- **WRITTEN TASK**
Are you able to retype all the records below exactly?

□ □ □ □

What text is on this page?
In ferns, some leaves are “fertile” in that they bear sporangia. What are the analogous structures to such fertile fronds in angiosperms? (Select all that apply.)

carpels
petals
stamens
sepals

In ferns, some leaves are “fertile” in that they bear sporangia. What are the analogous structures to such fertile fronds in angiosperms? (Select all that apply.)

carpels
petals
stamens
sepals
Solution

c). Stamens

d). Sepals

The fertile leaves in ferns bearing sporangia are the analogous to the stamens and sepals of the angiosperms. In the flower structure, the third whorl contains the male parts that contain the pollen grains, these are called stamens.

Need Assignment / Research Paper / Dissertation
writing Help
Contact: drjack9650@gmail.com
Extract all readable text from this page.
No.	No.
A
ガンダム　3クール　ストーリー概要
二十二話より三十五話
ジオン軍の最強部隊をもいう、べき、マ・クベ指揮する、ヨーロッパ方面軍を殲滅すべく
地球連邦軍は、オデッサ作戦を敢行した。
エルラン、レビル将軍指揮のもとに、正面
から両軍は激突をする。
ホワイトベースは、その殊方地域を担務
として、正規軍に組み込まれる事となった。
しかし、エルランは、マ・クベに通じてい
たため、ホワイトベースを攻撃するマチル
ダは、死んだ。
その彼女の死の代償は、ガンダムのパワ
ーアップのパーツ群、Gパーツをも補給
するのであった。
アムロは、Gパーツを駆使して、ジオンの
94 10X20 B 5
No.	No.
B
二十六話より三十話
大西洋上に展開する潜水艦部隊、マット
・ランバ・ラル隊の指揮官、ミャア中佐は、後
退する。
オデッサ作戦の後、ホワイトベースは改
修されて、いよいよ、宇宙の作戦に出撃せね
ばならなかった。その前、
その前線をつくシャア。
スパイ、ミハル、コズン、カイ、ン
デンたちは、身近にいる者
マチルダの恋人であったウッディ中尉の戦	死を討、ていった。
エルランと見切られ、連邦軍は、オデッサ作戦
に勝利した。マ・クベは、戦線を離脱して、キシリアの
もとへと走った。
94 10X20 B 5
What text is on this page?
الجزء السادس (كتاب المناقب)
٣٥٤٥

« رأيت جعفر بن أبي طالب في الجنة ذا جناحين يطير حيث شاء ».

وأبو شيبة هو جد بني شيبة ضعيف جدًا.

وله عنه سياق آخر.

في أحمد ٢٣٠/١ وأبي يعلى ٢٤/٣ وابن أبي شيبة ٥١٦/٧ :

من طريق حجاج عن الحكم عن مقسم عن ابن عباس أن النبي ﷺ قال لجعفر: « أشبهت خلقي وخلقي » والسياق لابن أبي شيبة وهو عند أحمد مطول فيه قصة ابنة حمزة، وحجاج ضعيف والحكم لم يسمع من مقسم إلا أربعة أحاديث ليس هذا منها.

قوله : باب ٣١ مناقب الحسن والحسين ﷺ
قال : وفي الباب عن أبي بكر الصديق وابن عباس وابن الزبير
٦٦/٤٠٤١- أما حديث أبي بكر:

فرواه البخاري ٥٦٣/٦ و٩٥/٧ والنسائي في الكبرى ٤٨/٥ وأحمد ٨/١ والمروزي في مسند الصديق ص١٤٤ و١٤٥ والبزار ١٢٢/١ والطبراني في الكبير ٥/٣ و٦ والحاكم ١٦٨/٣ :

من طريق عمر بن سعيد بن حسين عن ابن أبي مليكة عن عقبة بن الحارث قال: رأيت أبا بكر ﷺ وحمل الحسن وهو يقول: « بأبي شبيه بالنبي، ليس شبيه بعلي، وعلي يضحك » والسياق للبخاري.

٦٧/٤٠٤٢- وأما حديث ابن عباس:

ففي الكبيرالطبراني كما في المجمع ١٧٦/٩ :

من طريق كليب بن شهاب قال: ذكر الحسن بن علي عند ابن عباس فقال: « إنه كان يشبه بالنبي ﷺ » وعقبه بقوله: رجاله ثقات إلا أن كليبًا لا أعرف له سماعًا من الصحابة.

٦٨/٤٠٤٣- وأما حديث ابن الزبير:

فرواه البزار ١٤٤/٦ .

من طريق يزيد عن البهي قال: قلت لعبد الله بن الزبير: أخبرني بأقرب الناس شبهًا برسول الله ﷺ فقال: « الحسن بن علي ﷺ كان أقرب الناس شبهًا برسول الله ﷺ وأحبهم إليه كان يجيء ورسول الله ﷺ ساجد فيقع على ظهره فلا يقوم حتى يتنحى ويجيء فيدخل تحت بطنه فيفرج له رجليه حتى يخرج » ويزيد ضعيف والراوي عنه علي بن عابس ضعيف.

□ □ □ □

- **EXERCISE ANSWER**
What text is on this page?
In ferns, some leaves are “fertile” in that they bear sporangia. What are the analogous structures to such fertile fronds in angiosperms? (Select all that apply.)

carpels
petals
stamens
sepals

In ferns, some leaves are “fertile” in that they bear sporangia. What are the analogous structures to such fertile fronds in angiosperms? (Select all that apply.)

carpels
petals
stamens
sepals
Solution

c). Stamens

d). Sepals

The fertile leaves in ferns bearing sporangia are the analogous to the stamens and sepals of the angiosperms. In the flower structure, the third whorl contains the male parts that contain the pollen grains, these are called stamens.

Need Assignment / Research Paper / Dissertation
writing Help
Contact: drjack9650@gmail.com
Extract all readable text from this page.
No.	No.
A
ガンダム　3クール　ストーリー概要
二十二話より三十五話
ジオン軍の最強部隊をもいう、べき、マ・クベ指揮する、ヨーロッパ方面軍を殲滅すべく
地球連邦軍は、オデッサ作戦を敢行した。
エルラン、レビル将軍指揮のもとに、正面
から両軍は激突をする。
ホワイトベースは、その殊方地域を担務
として、正規軍に組み込まれる事となった。
しかし、エルランは、マ・クベに通じてい
たため、ホワイトベースを攻撃するマチル
ダは、死んだ。
その彼女の死の代償は、ガンダムのパワ
ーアップのパーツ群、Gパーツをも補給
するのであった。
アムロは、Gパーツを駆使して、ジオンの
94 10X20 B 5
No.	No.
B
二十六話より三十話
大西洋上に展開する潜水艦部隊、マット
・ランバ・ラル隊の指揮官、ミャア中佐は、後
退する。
オデッサ作戦の後、ホワイトベースは改
修されて、いよいよ、宇宙の作戦に出撃せね
ばならなかった。その前、
その前線をつくシャア。
スパイ、ミハル、コズン、カイ、ン
デンたちは、身近にいる者
マチルダの恋人であったウッディ中尉の戦	死を討、ていった。
エルランと見切られ、連邦軍は、オデッサ作戦
に勝利した。マ・クベは、戦線を離脱して、キシリアの
もとへと走った。
94 10X20 B 5
What text is on this page?
الجزء السادس (كتاب المناقب)
٣٥٤٥

« رأيت جعفر بن أبي طالب في الجنة ذا جناحين يطير حيث شاء ».

وأبو شيبة هو جد بني شيبة ضعيف جدًا.

وله عنه سياق آخر.

في أحمد ٢٣٠/١ وأبي يعلى ٢٤/٣ وابن أبي شيبة ٥١٦/٧ :

من طريق حجاج عن الحكم عن مقسم عن ابن عباس أن النبي ﷺ قال لجعفر: « أشبهت خلقي وخلقي » والسياق لابن أبي شيبة وهو عند أحمد مطول فيه قصة ابنة حمزة، وحجاج ضعيف والحكم لم يسمع من مقسم إلا أربعة أحاديث ليس هذا منها.

قوله : باب ٣١ مناقب الحسن والحسين ﷺ
قال : وفي الباب عن أبي بكر الصديق وابن عباس وابن الزبير
٦٦/٤٠٤١- أما حديث أبي بكر:

فرواه البخاري ٥٦٣/٦ و٩٥/٧ والنسائي في الكبرى ٤٨/٥ وأحمد ٨/١ والمروزي في مسند الصديق ص١٤٤ و١٤٥ والبزار ١٢٢/١ والطبراني في الكبير ٥/٣ و٦ والحاكم ١٦٨/٣ :

من طريق عمر بن سعيد بن حسين عن ابن أبي مليكة عن عقبة بن الحارث قال: رأيت أبا بكر ﷺ وحمل الحسن وهو يقول: « بأبي شبيه بالنبي، ليس شبيه بعلي، وعلي يضحك » والسياق للبخاري.

٦٧/٤٠٤٢- وأما حديث ابن عباس:

ففي الكبيرالطبراني كما في المجمع ١٧٦/٩ :

من طريق كليب بن شهاب قال: ذكر الحسن بن علي عند ابن عباس فقال: « إنه كان يشبه بالنبي ﷺ » وعقبه بقوله: رجاله ثقات إلا أن كليبًا لا أعرف له سماعًا من الصحابة.

٦٨/٤٠٤٣- وأما حديث ابن الزبير:

فرواه البزار ١٤٤/٦ .

من طريق يزيد عن البهي قال: قلت لعبد الله بن الزبير: أخبرني بأقرب الناس شبهًا برسول الله ﷺ فقال: « الحسن بن علي ﷺ كان أقرب الناس شبهًا برسول الله ﷺ وأحبهم إليه كان يجيء ورسول الله ﷺ ساجد فيقع على ظهره فلا يقوم حتى يتنحى ويجيء فيدخل تحت بطنه فيفرج له رجليه حتى يخرج » ويزيد ضعيف والراوي عنه علي بن عابس ضعيف.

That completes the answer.